• YOUR TASK:
For every line in the data below that contains "phone", copy the line.

• WORKING DATA:
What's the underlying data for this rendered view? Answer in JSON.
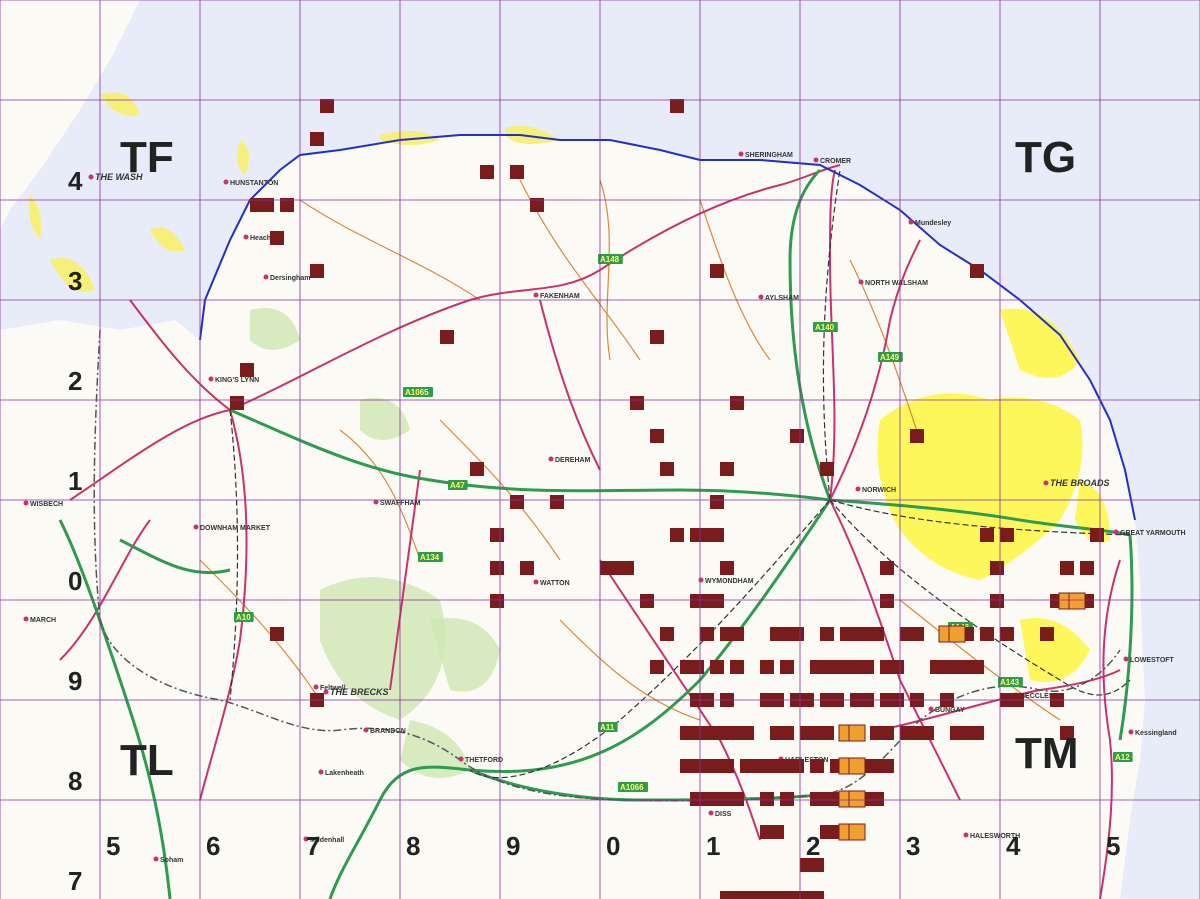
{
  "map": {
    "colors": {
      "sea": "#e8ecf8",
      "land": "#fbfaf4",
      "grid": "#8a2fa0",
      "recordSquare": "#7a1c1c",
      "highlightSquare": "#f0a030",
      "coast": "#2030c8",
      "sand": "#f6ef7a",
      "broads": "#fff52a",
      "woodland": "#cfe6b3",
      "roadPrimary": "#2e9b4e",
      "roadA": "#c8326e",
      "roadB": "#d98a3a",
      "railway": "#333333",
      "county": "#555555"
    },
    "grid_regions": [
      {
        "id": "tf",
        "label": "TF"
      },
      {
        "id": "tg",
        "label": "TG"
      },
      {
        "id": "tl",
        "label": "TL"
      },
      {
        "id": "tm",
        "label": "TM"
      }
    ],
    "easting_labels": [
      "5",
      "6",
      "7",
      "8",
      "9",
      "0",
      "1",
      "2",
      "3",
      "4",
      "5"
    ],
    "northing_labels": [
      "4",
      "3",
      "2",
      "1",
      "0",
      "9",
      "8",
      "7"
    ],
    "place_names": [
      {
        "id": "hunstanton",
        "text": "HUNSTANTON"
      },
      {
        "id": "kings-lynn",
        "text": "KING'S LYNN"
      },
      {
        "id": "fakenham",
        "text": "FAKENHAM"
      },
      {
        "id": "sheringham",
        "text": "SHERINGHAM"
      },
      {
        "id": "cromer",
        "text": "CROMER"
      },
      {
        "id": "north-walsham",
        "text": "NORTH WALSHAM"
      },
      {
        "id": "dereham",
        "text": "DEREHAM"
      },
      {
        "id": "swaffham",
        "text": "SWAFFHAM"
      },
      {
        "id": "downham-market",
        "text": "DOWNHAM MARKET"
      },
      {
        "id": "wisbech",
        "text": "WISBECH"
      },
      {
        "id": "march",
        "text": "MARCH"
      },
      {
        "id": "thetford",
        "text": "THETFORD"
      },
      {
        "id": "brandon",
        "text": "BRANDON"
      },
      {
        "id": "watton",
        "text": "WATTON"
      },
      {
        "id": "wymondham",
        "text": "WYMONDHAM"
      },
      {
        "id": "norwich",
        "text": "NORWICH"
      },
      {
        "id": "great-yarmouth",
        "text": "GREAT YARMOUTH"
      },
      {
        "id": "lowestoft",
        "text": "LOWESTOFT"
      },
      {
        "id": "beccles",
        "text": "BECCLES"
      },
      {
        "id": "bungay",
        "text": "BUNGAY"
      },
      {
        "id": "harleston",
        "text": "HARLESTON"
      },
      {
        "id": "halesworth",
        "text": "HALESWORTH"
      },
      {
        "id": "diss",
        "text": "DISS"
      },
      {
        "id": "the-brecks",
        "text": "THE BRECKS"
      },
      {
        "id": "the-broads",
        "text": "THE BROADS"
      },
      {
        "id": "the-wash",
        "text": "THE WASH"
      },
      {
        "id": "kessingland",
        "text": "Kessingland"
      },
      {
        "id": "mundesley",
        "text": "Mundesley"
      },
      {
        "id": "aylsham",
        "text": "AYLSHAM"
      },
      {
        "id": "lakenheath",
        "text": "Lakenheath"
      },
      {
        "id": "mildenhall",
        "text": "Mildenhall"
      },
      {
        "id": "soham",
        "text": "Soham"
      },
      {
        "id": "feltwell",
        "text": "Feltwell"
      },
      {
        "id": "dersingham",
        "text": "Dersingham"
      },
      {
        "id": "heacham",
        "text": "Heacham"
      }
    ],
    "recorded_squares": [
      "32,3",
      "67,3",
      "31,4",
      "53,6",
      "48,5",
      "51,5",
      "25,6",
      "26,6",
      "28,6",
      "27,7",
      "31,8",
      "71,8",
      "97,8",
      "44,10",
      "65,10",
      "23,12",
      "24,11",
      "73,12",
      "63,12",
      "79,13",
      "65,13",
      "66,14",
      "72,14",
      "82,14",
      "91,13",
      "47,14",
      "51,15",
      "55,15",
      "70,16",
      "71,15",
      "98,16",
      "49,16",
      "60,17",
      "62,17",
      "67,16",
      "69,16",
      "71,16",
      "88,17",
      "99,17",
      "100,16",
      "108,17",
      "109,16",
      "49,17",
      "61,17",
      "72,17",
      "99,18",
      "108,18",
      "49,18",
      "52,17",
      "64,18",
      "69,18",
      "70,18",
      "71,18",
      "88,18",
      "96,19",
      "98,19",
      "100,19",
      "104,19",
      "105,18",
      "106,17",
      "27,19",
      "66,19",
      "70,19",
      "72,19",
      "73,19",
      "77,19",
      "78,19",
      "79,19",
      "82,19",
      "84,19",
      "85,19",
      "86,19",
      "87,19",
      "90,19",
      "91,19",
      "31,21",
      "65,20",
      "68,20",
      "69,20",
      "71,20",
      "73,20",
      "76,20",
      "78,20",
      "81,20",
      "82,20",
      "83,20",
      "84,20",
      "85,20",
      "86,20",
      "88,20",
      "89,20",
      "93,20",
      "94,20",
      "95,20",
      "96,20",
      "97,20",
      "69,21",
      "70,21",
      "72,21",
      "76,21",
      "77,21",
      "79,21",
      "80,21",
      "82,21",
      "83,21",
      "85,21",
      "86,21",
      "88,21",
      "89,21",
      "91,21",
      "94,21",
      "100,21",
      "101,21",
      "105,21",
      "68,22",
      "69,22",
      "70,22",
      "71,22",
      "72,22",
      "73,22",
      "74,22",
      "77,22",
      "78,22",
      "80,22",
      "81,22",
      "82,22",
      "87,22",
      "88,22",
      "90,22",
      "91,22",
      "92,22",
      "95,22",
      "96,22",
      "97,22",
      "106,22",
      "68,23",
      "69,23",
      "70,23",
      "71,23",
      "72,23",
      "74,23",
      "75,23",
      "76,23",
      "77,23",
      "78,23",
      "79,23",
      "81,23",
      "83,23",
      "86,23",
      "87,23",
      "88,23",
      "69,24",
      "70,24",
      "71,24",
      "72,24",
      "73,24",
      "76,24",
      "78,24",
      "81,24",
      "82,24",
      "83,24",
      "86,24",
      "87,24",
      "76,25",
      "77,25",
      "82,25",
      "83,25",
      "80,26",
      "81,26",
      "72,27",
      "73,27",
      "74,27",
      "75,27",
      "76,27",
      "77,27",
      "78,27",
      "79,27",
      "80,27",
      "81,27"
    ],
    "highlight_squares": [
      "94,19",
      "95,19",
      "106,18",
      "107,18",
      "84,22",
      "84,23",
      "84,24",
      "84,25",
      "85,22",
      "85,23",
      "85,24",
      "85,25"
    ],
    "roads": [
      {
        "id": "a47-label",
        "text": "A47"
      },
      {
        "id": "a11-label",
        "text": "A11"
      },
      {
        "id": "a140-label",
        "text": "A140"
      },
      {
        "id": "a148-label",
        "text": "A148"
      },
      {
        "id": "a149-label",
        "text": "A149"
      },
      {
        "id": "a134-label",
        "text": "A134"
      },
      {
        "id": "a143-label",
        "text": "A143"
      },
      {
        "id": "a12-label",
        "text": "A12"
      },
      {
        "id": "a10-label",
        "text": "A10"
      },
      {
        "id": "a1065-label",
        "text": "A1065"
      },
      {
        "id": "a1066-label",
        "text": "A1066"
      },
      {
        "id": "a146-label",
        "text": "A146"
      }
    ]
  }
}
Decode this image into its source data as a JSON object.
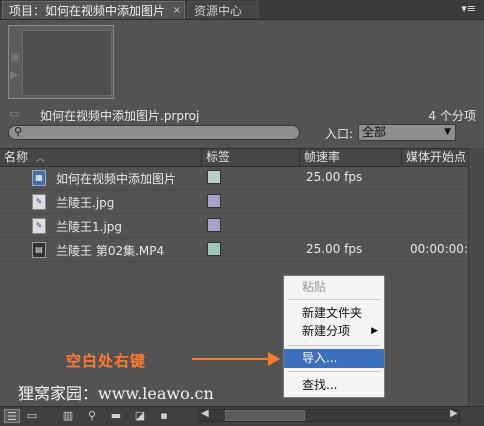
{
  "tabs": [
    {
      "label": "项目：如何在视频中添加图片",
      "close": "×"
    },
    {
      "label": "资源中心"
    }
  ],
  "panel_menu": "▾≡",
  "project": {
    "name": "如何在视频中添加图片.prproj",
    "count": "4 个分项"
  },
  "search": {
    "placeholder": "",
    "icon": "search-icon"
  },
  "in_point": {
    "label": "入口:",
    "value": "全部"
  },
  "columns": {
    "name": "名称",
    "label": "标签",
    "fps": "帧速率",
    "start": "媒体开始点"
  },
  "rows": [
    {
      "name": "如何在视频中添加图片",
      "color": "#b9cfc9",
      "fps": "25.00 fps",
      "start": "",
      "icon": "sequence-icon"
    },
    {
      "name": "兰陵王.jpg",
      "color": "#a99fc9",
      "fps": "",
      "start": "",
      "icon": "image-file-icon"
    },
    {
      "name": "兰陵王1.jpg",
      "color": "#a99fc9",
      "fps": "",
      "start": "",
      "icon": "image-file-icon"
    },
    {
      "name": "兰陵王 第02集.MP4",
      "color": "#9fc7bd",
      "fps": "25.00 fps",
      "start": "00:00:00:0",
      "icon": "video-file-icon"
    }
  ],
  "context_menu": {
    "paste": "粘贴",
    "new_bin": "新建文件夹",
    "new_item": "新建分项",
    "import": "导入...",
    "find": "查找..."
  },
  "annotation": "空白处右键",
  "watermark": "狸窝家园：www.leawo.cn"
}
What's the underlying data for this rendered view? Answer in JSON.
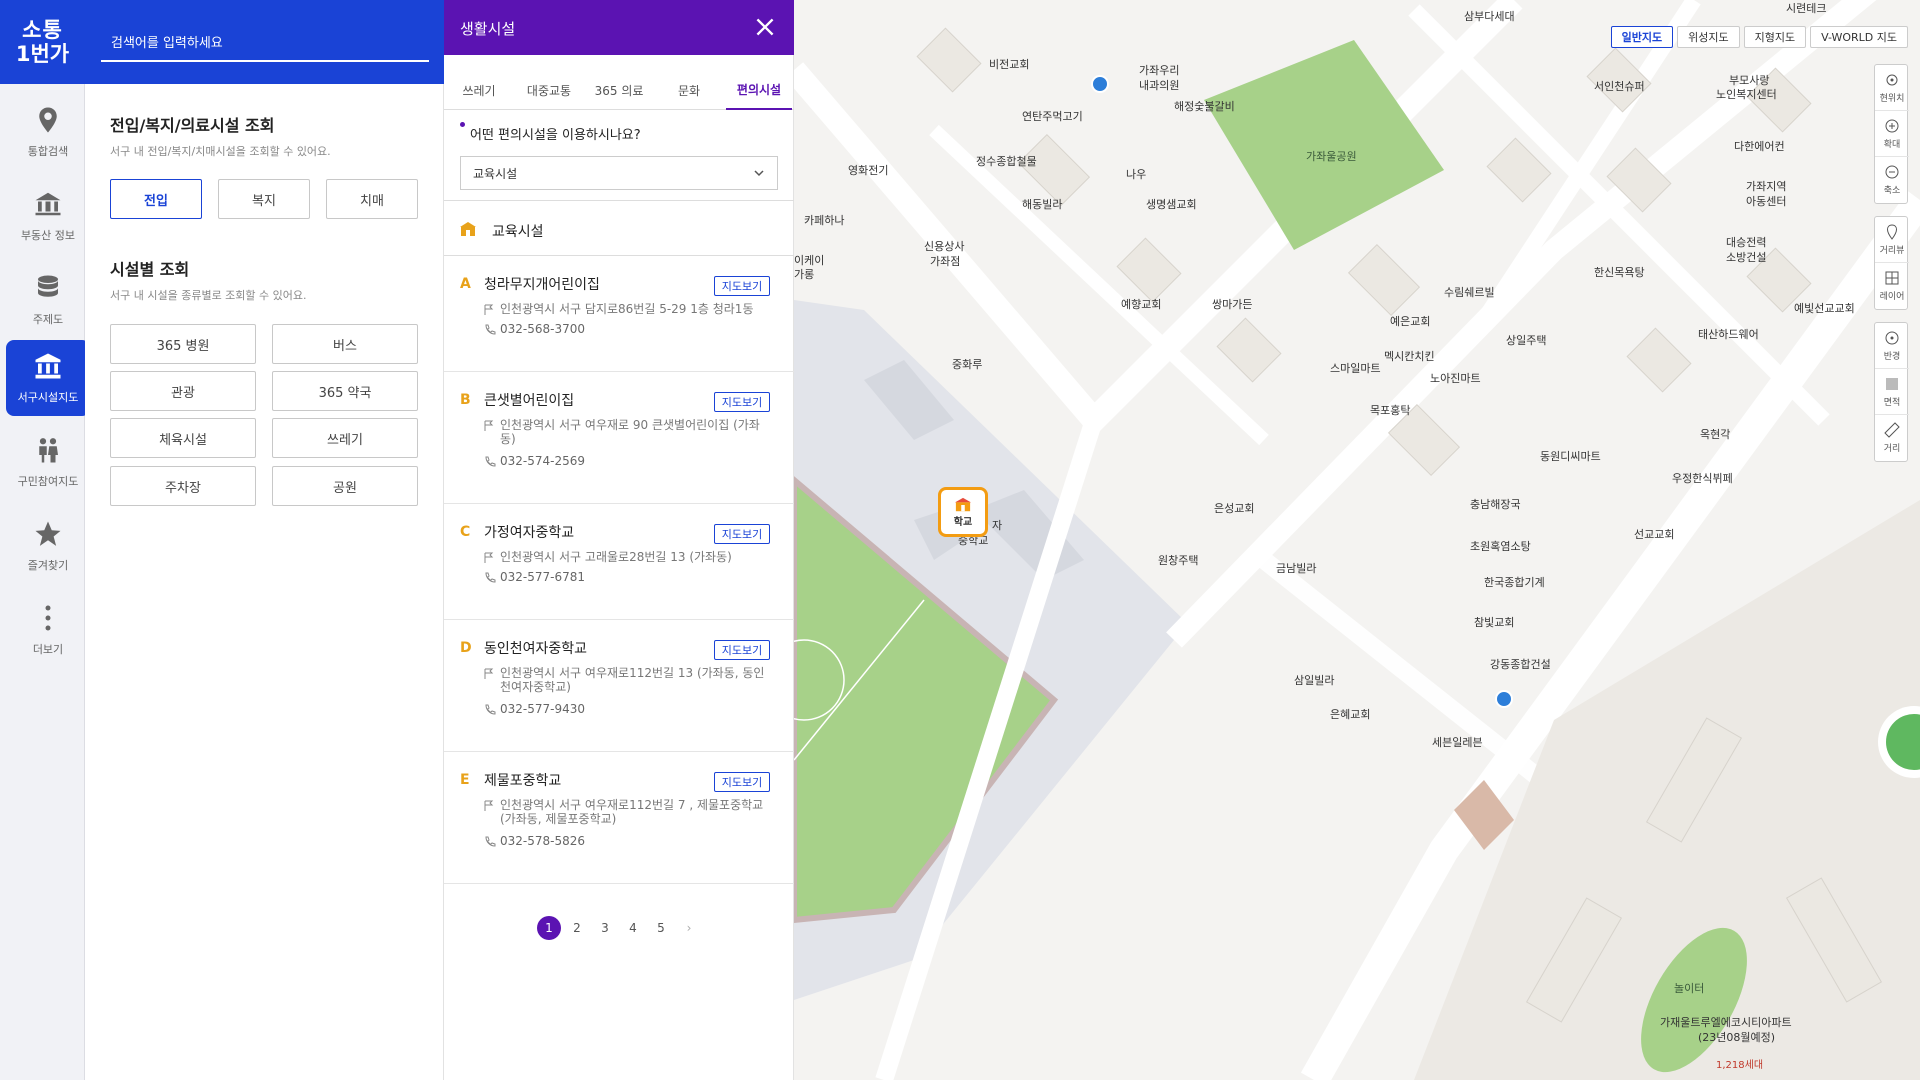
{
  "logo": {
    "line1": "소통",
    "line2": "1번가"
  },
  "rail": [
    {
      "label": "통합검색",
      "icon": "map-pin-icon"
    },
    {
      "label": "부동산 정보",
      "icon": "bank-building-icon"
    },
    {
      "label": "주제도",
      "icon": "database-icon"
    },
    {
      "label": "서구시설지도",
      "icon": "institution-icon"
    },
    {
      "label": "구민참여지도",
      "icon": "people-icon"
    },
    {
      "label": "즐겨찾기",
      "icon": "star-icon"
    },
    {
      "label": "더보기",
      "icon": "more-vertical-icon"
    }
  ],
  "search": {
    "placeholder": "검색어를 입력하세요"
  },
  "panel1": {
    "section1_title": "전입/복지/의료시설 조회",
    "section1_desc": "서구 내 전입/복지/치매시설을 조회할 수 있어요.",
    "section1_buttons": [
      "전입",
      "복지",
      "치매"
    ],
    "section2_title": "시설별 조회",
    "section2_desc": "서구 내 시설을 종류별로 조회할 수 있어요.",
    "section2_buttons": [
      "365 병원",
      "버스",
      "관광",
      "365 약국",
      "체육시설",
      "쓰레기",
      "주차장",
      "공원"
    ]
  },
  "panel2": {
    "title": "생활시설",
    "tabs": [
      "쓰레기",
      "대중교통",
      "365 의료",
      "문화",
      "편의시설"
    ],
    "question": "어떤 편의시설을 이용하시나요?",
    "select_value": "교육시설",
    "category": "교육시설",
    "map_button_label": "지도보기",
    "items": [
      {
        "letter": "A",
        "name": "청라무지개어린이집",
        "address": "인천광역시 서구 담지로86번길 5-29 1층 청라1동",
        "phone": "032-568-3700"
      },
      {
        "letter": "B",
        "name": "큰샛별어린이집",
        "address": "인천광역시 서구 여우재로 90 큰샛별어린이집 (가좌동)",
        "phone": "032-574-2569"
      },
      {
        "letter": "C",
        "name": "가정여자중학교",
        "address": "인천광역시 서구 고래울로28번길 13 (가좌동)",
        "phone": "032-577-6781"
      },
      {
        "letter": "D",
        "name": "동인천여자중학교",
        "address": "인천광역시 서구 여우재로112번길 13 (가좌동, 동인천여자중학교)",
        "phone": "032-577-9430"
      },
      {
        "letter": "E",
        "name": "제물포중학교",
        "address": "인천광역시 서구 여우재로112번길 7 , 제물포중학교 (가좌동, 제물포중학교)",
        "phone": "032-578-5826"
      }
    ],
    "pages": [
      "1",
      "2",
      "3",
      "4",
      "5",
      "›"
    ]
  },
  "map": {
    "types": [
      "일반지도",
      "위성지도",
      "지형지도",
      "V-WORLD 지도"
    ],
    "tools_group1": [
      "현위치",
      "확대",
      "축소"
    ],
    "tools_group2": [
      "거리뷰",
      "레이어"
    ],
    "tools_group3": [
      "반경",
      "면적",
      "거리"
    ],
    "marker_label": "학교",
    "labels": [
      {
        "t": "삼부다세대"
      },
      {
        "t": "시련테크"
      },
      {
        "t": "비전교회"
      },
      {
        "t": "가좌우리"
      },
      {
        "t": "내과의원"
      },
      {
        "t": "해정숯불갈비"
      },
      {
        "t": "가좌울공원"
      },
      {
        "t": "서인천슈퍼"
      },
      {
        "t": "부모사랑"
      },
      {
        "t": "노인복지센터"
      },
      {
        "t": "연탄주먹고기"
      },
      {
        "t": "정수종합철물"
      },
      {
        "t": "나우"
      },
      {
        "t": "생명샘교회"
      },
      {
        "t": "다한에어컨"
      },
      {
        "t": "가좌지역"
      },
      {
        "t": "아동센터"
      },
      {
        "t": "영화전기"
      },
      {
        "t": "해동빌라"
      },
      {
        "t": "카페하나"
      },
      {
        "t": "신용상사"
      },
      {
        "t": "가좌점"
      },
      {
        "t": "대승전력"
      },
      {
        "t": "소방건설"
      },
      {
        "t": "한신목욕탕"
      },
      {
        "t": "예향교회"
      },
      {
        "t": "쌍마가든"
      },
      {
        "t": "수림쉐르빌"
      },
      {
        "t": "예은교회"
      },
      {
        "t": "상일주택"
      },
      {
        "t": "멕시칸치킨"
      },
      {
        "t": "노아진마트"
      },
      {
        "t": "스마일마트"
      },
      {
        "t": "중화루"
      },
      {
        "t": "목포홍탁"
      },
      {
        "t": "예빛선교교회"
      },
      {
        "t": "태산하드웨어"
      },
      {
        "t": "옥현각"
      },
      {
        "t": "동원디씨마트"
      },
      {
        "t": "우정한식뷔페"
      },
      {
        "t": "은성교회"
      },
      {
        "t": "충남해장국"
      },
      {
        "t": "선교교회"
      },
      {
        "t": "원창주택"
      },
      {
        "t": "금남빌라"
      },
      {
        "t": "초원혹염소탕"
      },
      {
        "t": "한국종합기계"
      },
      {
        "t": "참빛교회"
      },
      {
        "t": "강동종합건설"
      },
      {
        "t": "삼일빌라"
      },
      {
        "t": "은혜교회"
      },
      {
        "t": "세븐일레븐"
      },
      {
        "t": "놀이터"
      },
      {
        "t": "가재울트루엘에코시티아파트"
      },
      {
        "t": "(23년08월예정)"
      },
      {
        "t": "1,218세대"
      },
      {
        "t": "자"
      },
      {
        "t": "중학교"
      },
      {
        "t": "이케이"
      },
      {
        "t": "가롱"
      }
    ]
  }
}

• FINISHED TASK:
        "phone": "032-568-3700"
        "phone": "032-574-2569"
        "phone": "032-577-6781"
        "phone": "032-577-9430"
        "phone": "032-578-5826"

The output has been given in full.